The exercise: Reproduce the records that follow in full, excluding any picture they contain.
*-*-*
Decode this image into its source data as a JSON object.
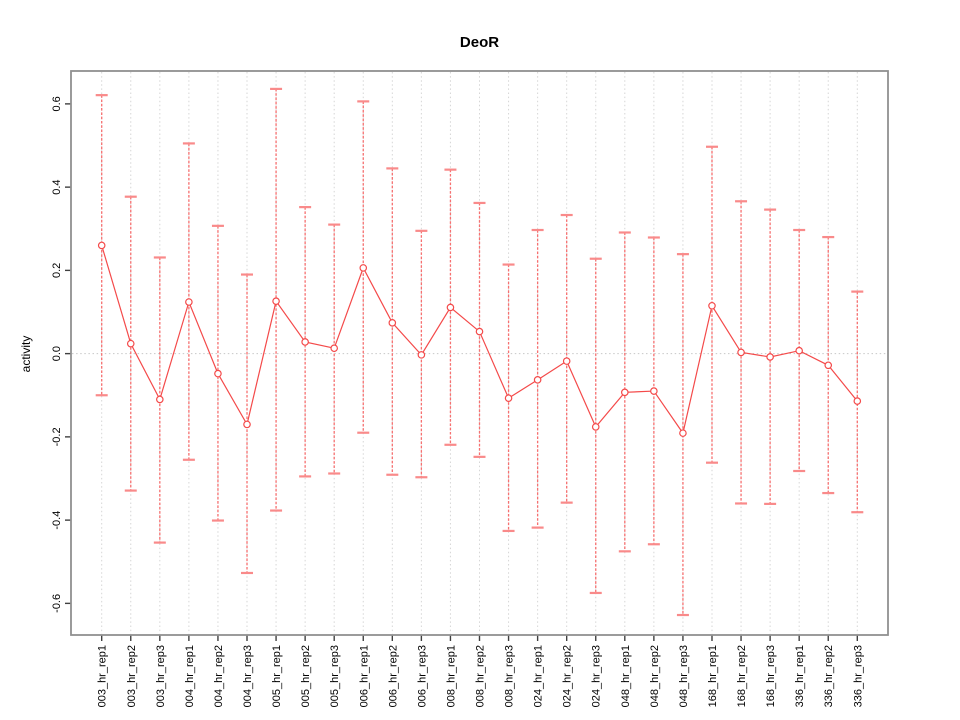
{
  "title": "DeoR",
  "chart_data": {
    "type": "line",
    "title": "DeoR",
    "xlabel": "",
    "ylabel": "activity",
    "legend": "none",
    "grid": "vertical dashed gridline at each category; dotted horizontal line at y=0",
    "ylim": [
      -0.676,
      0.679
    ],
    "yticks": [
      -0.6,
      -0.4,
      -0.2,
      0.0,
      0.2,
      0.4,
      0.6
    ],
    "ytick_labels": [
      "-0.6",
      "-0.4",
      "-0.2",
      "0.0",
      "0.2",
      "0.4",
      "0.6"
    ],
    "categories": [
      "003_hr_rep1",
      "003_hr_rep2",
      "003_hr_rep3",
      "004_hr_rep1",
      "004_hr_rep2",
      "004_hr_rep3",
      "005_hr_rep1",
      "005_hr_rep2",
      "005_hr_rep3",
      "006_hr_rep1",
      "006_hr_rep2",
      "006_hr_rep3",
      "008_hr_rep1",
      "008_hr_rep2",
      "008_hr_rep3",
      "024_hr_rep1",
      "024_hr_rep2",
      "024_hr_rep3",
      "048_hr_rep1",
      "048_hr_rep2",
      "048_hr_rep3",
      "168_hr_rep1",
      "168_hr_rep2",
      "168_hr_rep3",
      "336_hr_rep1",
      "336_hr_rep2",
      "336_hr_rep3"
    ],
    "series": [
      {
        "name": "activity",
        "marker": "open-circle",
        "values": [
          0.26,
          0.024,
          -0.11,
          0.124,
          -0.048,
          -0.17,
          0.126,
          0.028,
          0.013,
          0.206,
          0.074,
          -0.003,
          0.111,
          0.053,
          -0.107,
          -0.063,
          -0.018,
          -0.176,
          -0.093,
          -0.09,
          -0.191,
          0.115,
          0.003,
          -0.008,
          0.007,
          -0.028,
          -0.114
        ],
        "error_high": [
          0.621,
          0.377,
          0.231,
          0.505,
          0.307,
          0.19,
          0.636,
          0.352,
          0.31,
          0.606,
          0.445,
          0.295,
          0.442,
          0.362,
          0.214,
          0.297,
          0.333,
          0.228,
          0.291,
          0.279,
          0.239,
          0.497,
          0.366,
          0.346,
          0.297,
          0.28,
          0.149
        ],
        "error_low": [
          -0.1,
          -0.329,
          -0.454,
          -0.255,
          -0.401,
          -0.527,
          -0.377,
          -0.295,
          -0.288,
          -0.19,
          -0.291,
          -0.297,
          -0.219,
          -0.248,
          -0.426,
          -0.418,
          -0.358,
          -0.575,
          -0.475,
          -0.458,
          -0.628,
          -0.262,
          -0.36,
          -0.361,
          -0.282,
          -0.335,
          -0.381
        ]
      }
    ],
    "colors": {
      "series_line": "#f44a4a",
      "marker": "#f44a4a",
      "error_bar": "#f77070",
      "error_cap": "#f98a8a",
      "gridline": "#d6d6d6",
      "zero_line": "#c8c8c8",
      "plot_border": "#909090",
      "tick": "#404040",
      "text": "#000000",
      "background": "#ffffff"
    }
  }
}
*-*-*
Answer below:
Decode this image into its source data as a JSON object.
{
  "title": "DeoR",
  "chart_data": {
    "type": "line",
    "title": "DeoR",
    "xlabel": "",
    "ylabel": "activity",
    "legend": "none",
    "grid": "vertical dashed gridline at each category; dotted horizontal line at y=0",
    "ylim": [
      -0.676,
      0.679
    ],
    "yticks": [
      -0.6,
      -0.4,
      -0.2,
      0.0,
      0.2,
      0.4,
      0.6
    ],
    "ytick_labels": [
      "-0.6",
      "-0.4",
      "-0.2",
      "0.0",
      "0.2",
      "0.4",
      "0.6"
    ],
    "categories": [
      "003_hr_rep1",
      "003_hr_rep2",
      "003_hr_rep3",
      "004_hr_rep1",
      "004_hr_rep2",
      "004_hr_rep3",
      "005_hr_rep1",
      "005_hr_rep2",
      "005_hr_rep3",
      "006_hr_rep1",
      "006_hr_rep2",
      "006_hr_rep3",
      "008_hr_rep1",
      "008_hr_rep2",
      "008_hr_rep3",
      "024_hr_rep1",
      "024_hr_rep2",
      "024_hr_rep3",
      "048_hr_rep1",
      "048_hr_rep2",
      "048_hr_rep3",
      "168_hr_rep1",
      "168_hr_rep2",
      "168_hr_rep3",
      "336_hr_rep1",
      "336_hr_rep2",
      "336_hr_rep3"
    ],
    "series": [
      {
        "name": "activity",
        "marker": "open-circle",
        "values": [
          0.26,
          0.024,
          -0.11,
          0.124,
          -0.048,
          -0.17,
          0.126,
          0.028,
          0.013,
          0.206,
          0.074,
          -0.003,
          0.111,
          0.053,
          -0.107,
          -0.063,
          -0.018,
          -0.176,
          -0.093,
          -0.09,
          -0.191,
          0.115,
          0.003,
          -0.008,
          0.007,
          -0.028,
          -0.114
        ],
        "error_high": [
          0.621,
          0.377,
          0.231,
          0.505,
          0.307,
          0.19,
          0.636,
          0.352,
          0.31,
          0.606,
          0.445,
          0.295,
          0.442,
          0.362,
          0.214,
          0.297,
          0.333,
          0.228,
          0.291,
          0.279,
          0.239,
          0.497,
          0.366,
          0.346,
          0.297,
          0.28,
          0.149
        ],
        "error_low": [
          -0.1,
          -0.329,
          -0.454,
          -0.255,
          -0.401,
          -0.527,
          -0.377,
          -0.295,
          -0.288,
          -0.19,
          -0.291,
          -0.297,
          -0.219,
          -0.248,
          -0.426,
          -0.418,
          -0.358,
          -0.575,
          -0.475,
          -0.458,
          -0.628,
          -0.262,
          -0.36,
          -0.361,
          -0.282,
          -0.335,
          -0.381
        ]
      }
    ],
    "colors": {
      "series_line": "#f44a4a",
      "marker": "#f44a4a",
      "error_bar": "#f77070",
      "error_cap": "#f98a8a",
      "gridline": "#d6d6d6",
      "zero_line": "#c8c8c8",
      "plot_border": "#909090",
      "tick": "#404040",
      "text": "#000000",
      "background": "#ffffff"
    }
  }
}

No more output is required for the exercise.